→ EXERCISE: What follows are records. Restate all of them word for word.

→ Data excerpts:
::::::

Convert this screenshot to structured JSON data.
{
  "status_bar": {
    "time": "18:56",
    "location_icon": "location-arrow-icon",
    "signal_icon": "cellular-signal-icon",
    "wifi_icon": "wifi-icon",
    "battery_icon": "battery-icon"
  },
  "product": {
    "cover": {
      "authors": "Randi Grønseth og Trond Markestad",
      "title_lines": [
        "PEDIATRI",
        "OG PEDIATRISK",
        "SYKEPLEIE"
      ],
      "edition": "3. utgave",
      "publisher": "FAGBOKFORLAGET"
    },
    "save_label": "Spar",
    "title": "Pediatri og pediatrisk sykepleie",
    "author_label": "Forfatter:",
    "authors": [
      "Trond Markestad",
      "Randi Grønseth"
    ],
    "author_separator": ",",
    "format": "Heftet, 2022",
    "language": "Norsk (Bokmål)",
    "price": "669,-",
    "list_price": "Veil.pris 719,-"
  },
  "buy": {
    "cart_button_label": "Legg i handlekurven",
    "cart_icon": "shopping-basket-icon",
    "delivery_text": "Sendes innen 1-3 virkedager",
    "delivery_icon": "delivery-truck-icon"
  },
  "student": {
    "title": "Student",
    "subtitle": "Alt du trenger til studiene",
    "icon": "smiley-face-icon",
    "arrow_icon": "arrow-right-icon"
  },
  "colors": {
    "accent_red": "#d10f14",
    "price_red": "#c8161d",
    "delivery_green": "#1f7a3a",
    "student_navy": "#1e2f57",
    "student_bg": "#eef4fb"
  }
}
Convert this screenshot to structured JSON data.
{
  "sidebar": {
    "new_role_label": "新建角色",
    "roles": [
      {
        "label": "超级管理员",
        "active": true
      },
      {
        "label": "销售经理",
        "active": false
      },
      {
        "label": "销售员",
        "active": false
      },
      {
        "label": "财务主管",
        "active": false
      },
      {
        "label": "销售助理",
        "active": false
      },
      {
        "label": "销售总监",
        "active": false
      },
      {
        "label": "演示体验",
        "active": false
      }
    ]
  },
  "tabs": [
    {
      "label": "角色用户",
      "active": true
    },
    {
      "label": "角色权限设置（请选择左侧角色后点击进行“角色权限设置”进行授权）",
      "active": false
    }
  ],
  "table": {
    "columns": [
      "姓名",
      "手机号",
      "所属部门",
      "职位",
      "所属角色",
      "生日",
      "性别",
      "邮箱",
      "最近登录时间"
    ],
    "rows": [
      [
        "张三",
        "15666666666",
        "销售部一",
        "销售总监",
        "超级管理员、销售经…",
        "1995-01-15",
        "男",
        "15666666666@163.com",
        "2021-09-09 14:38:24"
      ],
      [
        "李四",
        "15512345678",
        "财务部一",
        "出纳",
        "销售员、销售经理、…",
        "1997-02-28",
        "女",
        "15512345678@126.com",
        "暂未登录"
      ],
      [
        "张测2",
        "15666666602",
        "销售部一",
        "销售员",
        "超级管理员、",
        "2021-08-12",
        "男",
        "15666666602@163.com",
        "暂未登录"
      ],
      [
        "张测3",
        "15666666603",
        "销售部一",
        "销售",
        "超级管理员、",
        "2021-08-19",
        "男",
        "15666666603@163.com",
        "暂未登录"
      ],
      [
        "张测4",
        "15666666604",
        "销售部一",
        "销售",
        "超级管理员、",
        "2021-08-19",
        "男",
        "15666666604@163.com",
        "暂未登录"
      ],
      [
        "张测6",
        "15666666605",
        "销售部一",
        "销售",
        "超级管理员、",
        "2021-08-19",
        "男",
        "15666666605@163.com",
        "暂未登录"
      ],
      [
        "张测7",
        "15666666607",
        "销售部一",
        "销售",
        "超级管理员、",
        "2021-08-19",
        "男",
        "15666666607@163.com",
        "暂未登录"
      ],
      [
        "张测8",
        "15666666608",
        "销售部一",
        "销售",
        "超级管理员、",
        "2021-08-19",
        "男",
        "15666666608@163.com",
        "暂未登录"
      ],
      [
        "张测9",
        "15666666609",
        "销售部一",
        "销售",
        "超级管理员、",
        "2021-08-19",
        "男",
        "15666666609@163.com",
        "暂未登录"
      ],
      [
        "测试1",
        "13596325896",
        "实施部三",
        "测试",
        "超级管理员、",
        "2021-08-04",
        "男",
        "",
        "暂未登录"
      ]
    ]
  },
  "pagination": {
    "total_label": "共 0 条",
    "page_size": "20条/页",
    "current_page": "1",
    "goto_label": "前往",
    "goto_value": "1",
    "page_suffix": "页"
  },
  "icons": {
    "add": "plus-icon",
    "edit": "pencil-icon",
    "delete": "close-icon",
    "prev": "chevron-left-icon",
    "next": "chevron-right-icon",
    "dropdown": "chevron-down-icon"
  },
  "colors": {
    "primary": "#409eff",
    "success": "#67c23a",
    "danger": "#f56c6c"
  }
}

::::::

→ COMPLETE OUTPUT:
Convert this screenshot to structured JSON data.
{
  "status_bar": {
    "time": "18:56",
    "location_icon": "location-arrow-icon",
    "signal_icon": "cellular-signal-icon",
    "wifi_icon": "wifi-icon",
    "battery_icon": "battery-icon"
  },
  "product": {
    "cover": {
      "authors": "Randi Grønseth og Trond Markestad",
      "title_lines": [
        "PEDIATRI",
        "OG PEDIATRISK",
        "SYKEPLEIE"
      ],
      "edition": "3. utgave",
      "publisher": "FAGBOKFORLAGET"
    },
    "save_label": "Spar",
    "title": "Pediatri og pediatrisk sykepleie",
    "author_label": "Forfatter:",
    "authors": [
      "Trond Markestad",
      "Randi Grønseth"
    ],
    "author_separator": ",",
    "format": "Heftet, 2022",
    "language": "Norsk (Bokmål)",
    "price": "669,-",
    "list_price": "Veil.pris 719,-"
  },
  "buy": {
    "cart_button_label": "Legg i handlekurven",
    "cart_icon": "shopping-basket-icon",
    "delivery_text": "Sendes innen 1-3 virkedager",
    "delivery_icon": "delivery-truck-icon"
  },
  "student": {
    "title": "Student",
    "subtitle": "Alt du trenger til studiene",
    "icon": "smiley-face-icon",
    "arrow_icon": "arrow-right-icon"
  },
  "colors": {
    "accent_red": "#d10f14",
    "price_red": "#c8161d",
    "delivery_green": "#1f7a3a",
    "student_navy": "#1e2f57",
    "student_bg": "#eef4fb"
  }
}
Convert this screenshot to structured JSON data.
{
  "sidebar": {
    "new_role_label": "新建角色",
    "roles": [
      {
        "label": "超级管理员",
        "active": true
      },
      {
        "label": "销售经理",
        "active": false
      },
      {
        "label": "销售员",
        "active": false
      },
      {
        "label": "财务主管",
        "active": false
      },
      {
        "label": "销售助理",
        "active": false
      },
      {
        "label": "销售总监",
        "active": false
      },
      {
        "label": "演示体验",
        "active": false
      }
    ]
  },
  "tabs": [
    {
      "label": "角色用户",
      "active": true
    },
    {
      "label": "角色权限设置（请选择左侧角色后点击进行“角色权限设置”进行授权）",
      "active": false
    }
  ],
  "table": {
    "columns": [
      "姓名",
      "手机号",
      "所属部门",
      "职位",
      "所属角色",
      "生日",
      "性别",
      "邮箱",
      "最近登录时间"
    ],
    "rows": [
      [
        "张三",
        "15666666666",
        "销售部一",
        "销售总监",
        "超级管理员、销售经…",
        "1995-01-15",
        "男",
        "15666666666@163.com",
        "2021-09-09 14:38:24"
      ],
      [
        "李四",
        "15512345678",
        "财务部一",
        "出纳",
        "销售员、销售经理、…",
        "1997-02-28",
        "女",
        "15512345678@126.com",
        "暂未登录"
      ],
      [
        "张测2",
        "15666666602",
        "销售部一",
        "销售员",
        "超级管理员、",
        "2021-08-12",
        "男",
        "15666666602@163.com",
        "暂未登录"
      ],
      [
        "张测3",
        "15666666603",
        "销售部一",
        "销售",
        "超级管理员、",
        "2021-08-19",
        "男",
        "15666666603@163.com",
        "暂未登录"
      ],
      [
        "张测4",
        "15666666604",
        "销售部一",
        "销售",
        "超级管理员、",
        "2021-08-19",
        "男",
        "15666666604@163.com",
        "暂未登录"
      ],
      [
        "张测6",
        "15666666605",
        "销售部一",
        "销售",
        "超级管理员、",
        "2021-08-19",
        "男",
        "15666666605@163.com",
        "暂未登录"
      ],
      [
        "张测7",
        "15666666607",
        "销售部一",
        "销售",
        "超级管理员、",
        "2021-08-19",
        "男",
        "15666666607@163.com",
        "暂未登录"
      ],
      [
        "张测8",
        "15666666608",
        "销售部一",
        "销售",
        "超级管理员、",
        "2021-08-19",
        "男",
        "15666666608@163.com",
        "暂未登录"
      ],
      [
        "张测9",
        "15666666609",
        "销售部一",
        "销售",
        "超级管理员、",
        "2021-08-19",
        "男",
        "15666666609@163.com",
        "暂未登录"
      ],
      [
        "测试1",
        "13596325896",
        "实施部三",
        "测试",
        "超级管理员、",
        "2021-08-04",
        "男",
        "",
        "暂未登录"
      ]
    ]
  },
  "pagination": {
    "total_label": "共 0 条",
    "page_size": "20条/页",
    "current_page": "1",
    "goto_label": "前往",
    "goto_value": "1",
    "page_suffix": "页"
  },
  "icons": {
    "add": "plus-icon",
    "edit": "pencil-icon",
    "delete": "close-icon",
    "prev": "chevron-left-icon",
    "next": "chevron-right-icon",
    "dropdown": "chevron-down-icon"
  },
  "colors": {
    "primary": "#409eff",
    "success": "#67c23a",
    "danger": "#f56c6c"
  }
}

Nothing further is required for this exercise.